> TASK REQUIREMENTS
Identify the lines that include the word "globe", then copy all of them.

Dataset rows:
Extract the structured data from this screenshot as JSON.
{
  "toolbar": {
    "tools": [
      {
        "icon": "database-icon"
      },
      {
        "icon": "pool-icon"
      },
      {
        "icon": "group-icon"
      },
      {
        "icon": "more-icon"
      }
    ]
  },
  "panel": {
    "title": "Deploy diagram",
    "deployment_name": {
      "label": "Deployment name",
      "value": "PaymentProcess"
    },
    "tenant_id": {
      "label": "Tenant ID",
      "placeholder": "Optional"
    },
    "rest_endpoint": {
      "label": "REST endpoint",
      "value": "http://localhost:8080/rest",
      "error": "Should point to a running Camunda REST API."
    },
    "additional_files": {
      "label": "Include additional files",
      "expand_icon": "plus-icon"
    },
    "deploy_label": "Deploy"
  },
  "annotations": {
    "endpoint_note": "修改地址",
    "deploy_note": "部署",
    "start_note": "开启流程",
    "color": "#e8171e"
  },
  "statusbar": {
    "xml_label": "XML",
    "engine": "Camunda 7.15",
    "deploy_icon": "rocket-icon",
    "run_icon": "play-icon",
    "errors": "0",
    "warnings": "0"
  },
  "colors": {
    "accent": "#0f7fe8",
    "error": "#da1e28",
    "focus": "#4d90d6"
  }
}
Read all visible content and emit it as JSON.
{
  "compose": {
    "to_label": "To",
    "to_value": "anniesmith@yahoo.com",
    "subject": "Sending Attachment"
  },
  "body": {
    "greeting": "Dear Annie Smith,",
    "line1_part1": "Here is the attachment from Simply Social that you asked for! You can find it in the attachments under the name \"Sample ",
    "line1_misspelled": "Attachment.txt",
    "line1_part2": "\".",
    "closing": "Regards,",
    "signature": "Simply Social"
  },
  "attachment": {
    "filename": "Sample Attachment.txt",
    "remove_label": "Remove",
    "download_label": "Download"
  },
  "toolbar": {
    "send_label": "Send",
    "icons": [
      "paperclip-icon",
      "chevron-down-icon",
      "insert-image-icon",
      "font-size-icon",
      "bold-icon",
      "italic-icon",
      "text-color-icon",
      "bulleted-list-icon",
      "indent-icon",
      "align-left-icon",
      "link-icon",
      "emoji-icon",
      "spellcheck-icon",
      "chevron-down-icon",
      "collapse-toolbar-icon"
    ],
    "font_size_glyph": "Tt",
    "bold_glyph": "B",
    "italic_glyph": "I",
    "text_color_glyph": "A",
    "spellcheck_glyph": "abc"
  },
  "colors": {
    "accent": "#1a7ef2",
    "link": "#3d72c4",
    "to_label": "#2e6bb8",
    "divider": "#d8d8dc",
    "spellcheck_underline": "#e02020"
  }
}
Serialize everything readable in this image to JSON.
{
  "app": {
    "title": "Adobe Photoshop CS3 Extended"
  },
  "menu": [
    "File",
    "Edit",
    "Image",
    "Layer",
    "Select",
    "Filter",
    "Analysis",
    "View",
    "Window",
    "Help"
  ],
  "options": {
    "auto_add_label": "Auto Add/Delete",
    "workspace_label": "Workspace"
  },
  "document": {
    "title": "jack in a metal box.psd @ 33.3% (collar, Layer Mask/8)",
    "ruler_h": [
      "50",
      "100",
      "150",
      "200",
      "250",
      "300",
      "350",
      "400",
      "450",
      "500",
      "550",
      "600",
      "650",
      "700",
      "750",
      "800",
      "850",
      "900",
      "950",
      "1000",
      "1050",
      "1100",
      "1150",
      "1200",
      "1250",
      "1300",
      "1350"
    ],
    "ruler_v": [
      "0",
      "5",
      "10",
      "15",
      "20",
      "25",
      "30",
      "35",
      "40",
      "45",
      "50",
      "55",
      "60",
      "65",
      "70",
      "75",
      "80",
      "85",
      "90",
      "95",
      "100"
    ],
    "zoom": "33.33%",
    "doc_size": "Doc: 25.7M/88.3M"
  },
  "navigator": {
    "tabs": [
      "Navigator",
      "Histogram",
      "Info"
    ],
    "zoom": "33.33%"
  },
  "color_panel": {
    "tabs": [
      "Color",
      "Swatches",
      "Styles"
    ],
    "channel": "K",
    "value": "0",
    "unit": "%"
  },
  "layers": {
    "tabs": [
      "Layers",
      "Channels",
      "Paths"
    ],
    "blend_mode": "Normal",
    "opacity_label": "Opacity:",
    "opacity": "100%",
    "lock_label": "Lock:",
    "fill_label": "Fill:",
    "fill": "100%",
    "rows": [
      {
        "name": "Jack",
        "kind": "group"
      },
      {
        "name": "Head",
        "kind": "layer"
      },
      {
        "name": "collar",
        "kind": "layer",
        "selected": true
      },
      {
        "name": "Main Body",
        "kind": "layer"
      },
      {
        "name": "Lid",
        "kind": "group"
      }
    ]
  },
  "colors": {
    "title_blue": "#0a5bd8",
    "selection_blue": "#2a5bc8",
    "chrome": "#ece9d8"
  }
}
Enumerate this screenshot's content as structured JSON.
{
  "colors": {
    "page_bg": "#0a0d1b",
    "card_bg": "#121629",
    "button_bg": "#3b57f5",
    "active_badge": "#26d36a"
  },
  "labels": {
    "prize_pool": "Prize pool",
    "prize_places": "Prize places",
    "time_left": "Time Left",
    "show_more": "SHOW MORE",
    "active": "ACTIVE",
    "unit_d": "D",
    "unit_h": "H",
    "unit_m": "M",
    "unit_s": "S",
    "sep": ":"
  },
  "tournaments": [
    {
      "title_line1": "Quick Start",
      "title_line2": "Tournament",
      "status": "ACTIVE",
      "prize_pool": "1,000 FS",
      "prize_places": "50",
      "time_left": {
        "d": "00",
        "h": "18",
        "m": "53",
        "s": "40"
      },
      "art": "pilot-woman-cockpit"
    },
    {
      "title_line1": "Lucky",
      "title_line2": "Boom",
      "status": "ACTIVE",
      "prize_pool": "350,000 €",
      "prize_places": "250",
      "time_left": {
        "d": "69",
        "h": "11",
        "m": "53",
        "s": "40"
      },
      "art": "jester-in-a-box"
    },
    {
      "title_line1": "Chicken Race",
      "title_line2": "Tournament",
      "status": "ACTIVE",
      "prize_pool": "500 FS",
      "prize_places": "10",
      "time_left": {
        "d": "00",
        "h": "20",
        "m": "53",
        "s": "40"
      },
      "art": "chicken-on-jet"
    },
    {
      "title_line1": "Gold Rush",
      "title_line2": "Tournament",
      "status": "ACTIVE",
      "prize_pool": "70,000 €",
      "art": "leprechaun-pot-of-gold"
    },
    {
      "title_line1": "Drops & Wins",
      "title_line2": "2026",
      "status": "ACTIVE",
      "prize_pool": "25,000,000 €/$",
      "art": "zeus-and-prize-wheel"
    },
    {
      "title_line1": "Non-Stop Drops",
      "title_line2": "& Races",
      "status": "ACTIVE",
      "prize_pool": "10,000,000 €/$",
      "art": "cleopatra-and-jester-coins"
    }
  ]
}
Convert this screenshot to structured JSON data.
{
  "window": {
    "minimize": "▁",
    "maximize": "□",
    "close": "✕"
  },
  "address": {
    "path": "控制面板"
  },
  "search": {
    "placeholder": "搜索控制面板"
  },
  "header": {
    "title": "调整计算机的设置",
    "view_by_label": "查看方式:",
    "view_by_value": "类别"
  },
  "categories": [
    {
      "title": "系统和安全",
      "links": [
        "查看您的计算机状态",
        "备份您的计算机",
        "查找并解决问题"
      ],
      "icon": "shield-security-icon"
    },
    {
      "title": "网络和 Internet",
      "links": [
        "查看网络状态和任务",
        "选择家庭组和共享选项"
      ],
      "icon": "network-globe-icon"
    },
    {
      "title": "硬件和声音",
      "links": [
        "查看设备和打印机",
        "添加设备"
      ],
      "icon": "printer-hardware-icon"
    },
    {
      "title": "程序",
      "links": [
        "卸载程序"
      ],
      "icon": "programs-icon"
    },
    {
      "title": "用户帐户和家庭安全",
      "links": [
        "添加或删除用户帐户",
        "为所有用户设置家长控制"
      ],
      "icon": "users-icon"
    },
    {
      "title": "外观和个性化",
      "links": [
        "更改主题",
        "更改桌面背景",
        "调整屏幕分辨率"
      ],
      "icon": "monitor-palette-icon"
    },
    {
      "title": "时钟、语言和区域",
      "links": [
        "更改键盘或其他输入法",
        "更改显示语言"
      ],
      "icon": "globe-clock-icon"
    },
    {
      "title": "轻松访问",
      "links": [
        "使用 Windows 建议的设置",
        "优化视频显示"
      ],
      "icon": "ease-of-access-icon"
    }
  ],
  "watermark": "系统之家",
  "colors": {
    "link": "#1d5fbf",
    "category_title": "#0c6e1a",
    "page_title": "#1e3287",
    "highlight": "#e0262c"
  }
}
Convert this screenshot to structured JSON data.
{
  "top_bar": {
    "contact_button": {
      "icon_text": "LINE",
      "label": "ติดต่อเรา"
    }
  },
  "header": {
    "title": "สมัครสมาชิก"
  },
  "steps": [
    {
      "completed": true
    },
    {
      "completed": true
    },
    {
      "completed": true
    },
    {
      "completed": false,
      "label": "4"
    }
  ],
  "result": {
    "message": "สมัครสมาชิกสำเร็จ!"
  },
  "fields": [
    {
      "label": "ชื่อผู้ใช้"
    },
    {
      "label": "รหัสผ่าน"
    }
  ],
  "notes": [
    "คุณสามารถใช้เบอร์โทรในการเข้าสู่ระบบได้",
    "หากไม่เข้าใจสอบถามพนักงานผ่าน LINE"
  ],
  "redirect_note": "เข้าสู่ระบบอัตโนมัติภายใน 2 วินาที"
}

> EXERCISE OUTPUT
      "icon": "network-globe-icon"
      "icon": "globe-clock-icon"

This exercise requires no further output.